• **WHAT IS BEING ASKED**:
Omit every picture and write out the rest of the records exactly.

• **DATA PROVIDED**:

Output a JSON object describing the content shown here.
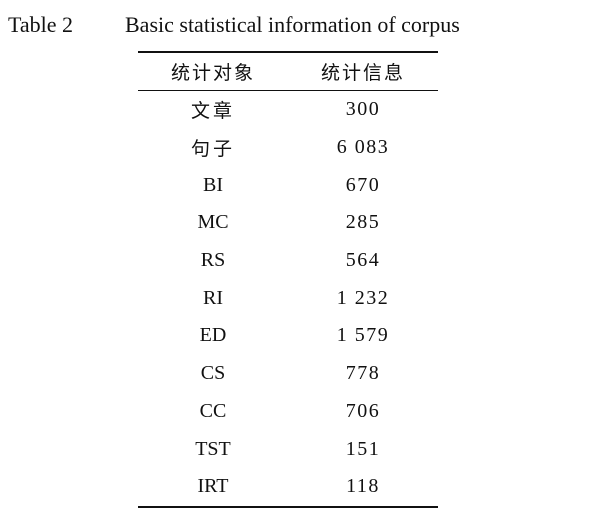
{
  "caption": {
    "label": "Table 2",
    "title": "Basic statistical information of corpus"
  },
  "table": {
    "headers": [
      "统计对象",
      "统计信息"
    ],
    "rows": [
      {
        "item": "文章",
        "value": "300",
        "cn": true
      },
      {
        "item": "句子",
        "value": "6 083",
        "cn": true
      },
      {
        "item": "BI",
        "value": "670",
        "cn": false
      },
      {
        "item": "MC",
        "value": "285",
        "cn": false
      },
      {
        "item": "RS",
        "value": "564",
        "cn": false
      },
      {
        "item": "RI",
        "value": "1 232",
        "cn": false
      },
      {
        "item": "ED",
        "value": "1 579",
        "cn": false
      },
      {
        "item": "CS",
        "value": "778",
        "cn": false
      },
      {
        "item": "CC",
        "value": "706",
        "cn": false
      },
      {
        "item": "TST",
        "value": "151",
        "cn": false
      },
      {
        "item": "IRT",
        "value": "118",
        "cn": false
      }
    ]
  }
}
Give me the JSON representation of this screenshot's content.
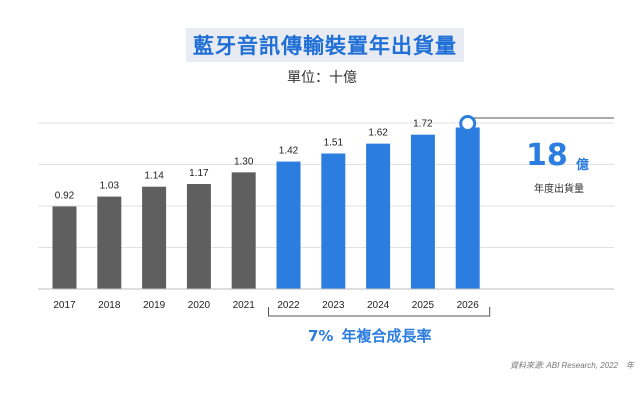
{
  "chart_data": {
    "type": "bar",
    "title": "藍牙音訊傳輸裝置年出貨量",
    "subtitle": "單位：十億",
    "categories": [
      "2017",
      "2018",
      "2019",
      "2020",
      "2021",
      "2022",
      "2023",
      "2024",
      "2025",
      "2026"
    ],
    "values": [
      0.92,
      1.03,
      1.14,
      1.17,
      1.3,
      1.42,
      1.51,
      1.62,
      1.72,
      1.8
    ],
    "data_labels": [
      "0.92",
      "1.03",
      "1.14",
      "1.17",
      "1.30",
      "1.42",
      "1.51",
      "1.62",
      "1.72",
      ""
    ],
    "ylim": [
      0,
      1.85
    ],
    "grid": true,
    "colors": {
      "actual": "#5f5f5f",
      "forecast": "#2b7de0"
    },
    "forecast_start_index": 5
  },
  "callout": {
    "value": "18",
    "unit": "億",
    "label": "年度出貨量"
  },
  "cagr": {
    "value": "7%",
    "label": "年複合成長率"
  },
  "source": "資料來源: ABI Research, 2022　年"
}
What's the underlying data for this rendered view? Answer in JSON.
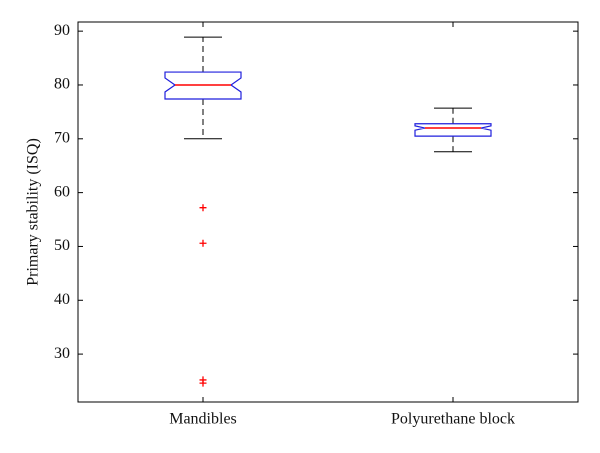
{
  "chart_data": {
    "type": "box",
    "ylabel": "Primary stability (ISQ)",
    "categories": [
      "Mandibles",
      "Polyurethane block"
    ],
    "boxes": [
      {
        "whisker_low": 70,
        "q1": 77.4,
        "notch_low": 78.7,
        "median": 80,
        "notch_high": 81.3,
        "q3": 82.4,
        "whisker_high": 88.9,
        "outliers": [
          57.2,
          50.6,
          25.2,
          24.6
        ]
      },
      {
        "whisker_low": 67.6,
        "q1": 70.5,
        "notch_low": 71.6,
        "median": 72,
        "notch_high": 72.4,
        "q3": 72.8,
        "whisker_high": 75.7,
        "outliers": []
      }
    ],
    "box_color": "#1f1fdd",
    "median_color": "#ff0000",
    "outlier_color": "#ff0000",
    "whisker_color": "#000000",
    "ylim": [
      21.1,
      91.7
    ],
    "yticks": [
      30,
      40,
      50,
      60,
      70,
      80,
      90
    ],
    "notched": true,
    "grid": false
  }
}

• **RESULT**:
Output a JSON object describing the content shown here.
{
  "caption": {
    "label": "Table 2",
    "title": "Basic statistical information of corpus"
  },
  "table": {
    "headers": [
      "统计对象",
      "统计信息"
    ],
    "rows": [
      {
        "item": "文章",
        "value": "300",
        "cn": true
      },
      {
        "item": "句子",
        "value": "6 083",
        "cn": true
      },
      {
        "item": "BI",
        "value": "670",
        "cn": false
      },
      {
        "item": "MC",
        "value": "285",
        "cn": false
      },
      {
        "item": "RS",
        "value": "564",
        "cn": false
      },
      {
        "item": "RI",
        "value": "1 232",
        "cn": false
      },
      {
        "item": "ED",
        "value": "1 579",
        "cn": false
      },
      {
        "item": "CS",
        "value": "778",
        "cn": false
      },
      {
        "item": "CC",
        "value": "706",
        "cn": false
      },
      {
        "item": "TST",
        "value": "151",
        "cn": false
      },
      {
        "item": "IRT",
        "value": "118",
        "cn": false
      }
    ]
  }
}
Give me the JSON representation of this screenshot's content.
{
  "chart_data": {
    "type": "bar",
    "title": "藍牙音訊傳輸裝置年出貨量",
    "subtitle": "單位：十億",
    "categories": [
      "2017",
      "2018",
      "2019",
      "2020",
      "2021",
      "2022",
      "2023",
      "2024",
      "2025",
      "2026"
    ],
    "values": [
      0.92,
      1.03,
      1.14,
      1.17,
      1.3,
      1.42,
      1.51,
      1.62,
      1.72,
      1.8
    ],
    "data_labels": [
      "0.92",
      "1.03",
      "1.14",
      "1.17",
      "1.30",
      "1.42",
      "1.51",
      "1.62",
      "1.72",
      ""
    ],
    "ylim": [
      0,
      1.85
    ],
    "grid": true,
    "colors": {
      "actual": "#5f5f5f",
      "forecast": "#2b7de0"
    },
    "forecast_start_index": 5
  },
  "callout": {
    "value": "18",
    "unit": "億",
    "label": "年度出貨量"
  },
  "cagr": {
    "value": "7%",
    "label": "年複合成長率"
  },
  "source": "資料來源: ABI Research, 2022　年"
}
What's the underlying data for this rendered view? Answer in JSON.
{
  "chart_data": {
    "type": "box",
    "ylabel": "Primary stability (ISQ)",
    "categories": [
      "Mandibles",
      "Polyurethane block"
    ],
    "boxes": [
      {
        "whisker_low": 70,
        "q1": 77.4,
        "notch_low": 78.7,
        "median": 80,
        "notch_high": 81.3,
        "q3": 82.4,
        "whisker_high": 88.9,
        "outliers": [
          57.2,
          50.6,
          25.2,
          24.6
        ]
      },
      {
        "whisker_low": 67.6,
        "q1": 70.5,
        "notch_low": 71.6,
        "median": 72,
        "notch_high": 72.4,
        "q3": 72.8,
        "whisker_high": 75.7,
        "outliers": []
      }
    ],
    "box_color": "#1f1fdd",
    "median_color": "#ff0000",
    "outlier_color": "#ff0000",
    "whisker_color": "#000000",
    "ylim": [
      21.1,
      91.7
    ],
    "yticks": [
      30,
      40,
      50,
      60,
      70,
      80,
      90
    ],
    "notched": true,
    "grid": false
  }
}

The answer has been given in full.